INSTRUCTIONS FOR THE TASK
Isolate every line in the data with the string "avaiable" and copy it.

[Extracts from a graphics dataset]
####

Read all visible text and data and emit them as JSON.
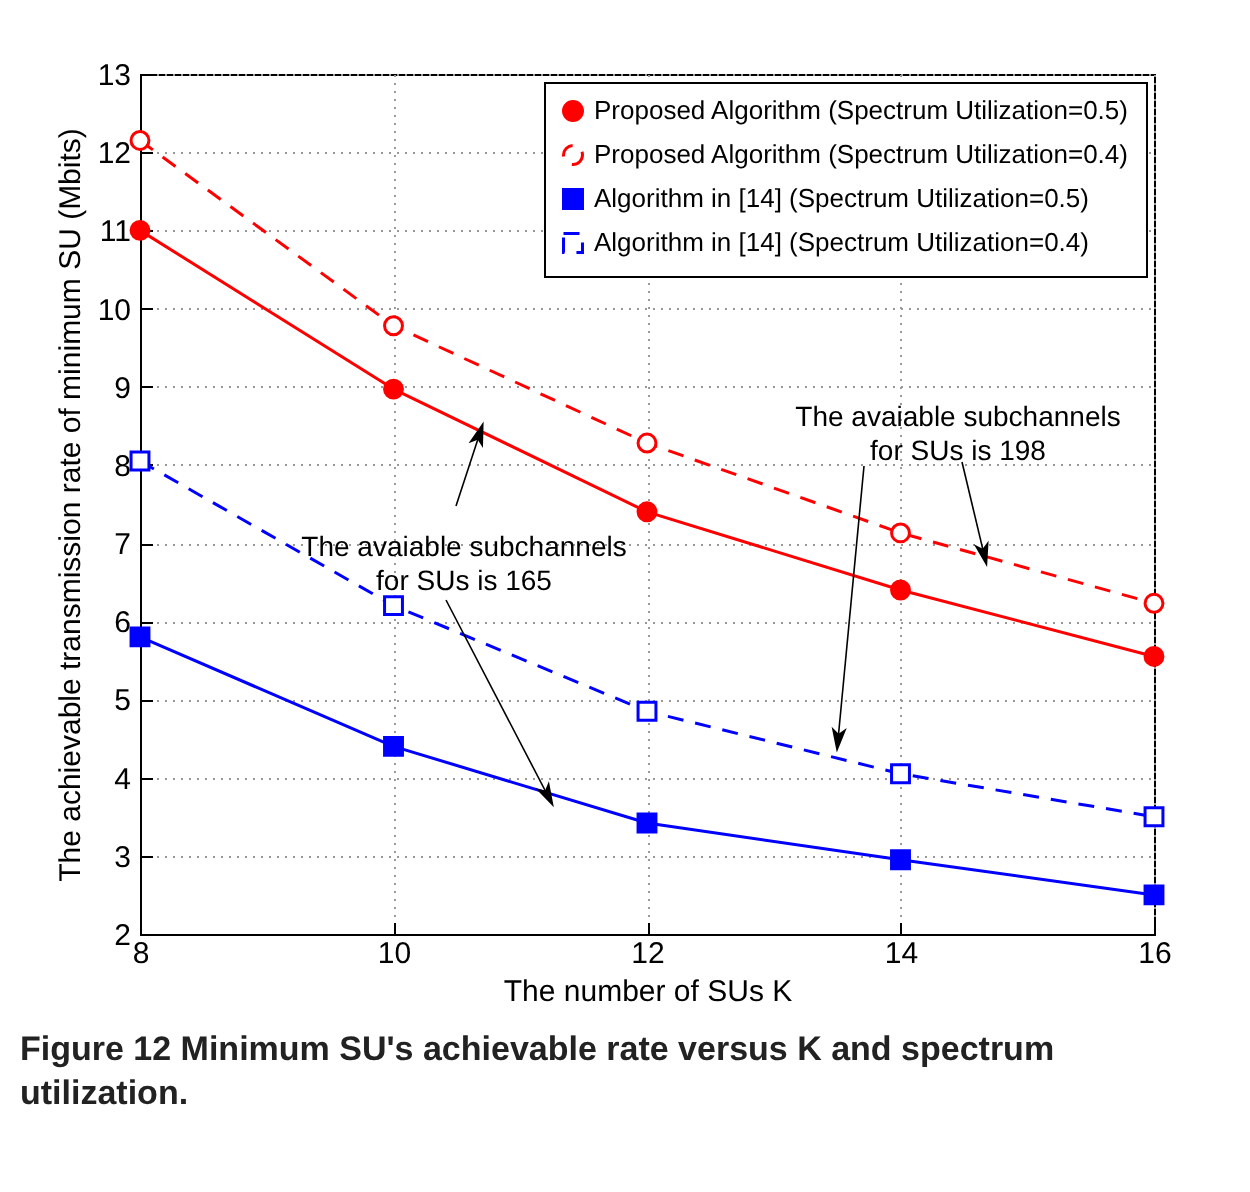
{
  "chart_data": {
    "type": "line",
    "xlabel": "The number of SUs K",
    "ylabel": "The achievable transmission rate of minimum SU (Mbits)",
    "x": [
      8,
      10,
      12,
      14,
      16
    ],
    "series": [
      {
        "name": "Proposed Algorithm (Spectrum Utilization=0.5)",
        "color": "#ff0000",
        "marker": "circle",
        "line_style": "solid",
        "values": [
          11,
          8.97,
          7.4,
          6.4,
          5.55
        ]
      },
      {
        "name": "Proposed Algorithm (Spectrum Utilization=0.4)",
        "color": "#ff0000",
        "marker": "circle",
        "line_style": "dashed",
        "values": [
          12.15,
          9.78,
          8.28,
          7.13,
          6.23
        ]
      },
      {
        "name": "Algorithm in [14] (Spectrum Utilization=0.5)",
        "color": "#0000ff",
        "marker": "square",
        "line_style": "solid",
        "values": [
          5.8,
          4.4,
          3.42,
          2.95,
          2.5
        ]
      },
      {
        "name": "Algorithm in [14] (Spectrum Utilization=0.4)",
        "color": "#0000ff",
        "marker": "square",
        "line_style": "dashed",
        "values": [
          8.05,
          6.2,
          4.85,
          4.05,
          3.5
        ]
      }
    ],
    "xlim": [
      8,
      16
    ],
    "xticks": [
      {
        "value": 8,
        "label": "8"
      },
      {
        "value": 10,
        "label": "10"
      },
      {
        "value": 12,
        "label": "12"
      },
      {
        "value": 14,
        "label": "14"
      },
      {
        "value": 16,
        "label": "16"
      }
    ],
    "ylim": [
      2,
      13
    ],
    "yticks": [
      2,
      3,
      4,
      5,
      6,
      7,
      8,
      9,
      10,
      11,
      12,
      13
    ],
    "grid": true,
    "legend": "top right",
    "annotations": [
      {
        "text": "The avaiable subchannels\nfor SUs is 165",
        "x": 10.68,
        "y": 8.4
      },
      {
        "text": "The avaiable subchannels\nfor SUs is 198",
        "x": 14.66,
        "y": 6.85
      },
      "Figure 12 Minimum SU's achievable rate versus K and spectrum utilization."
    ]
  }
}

####

COMPLETE RESPONSE
        "text": "The avaiable subchannels\nfor SUs is 165",
        "text": "The avaiable subchannels\nfor SUs is 198",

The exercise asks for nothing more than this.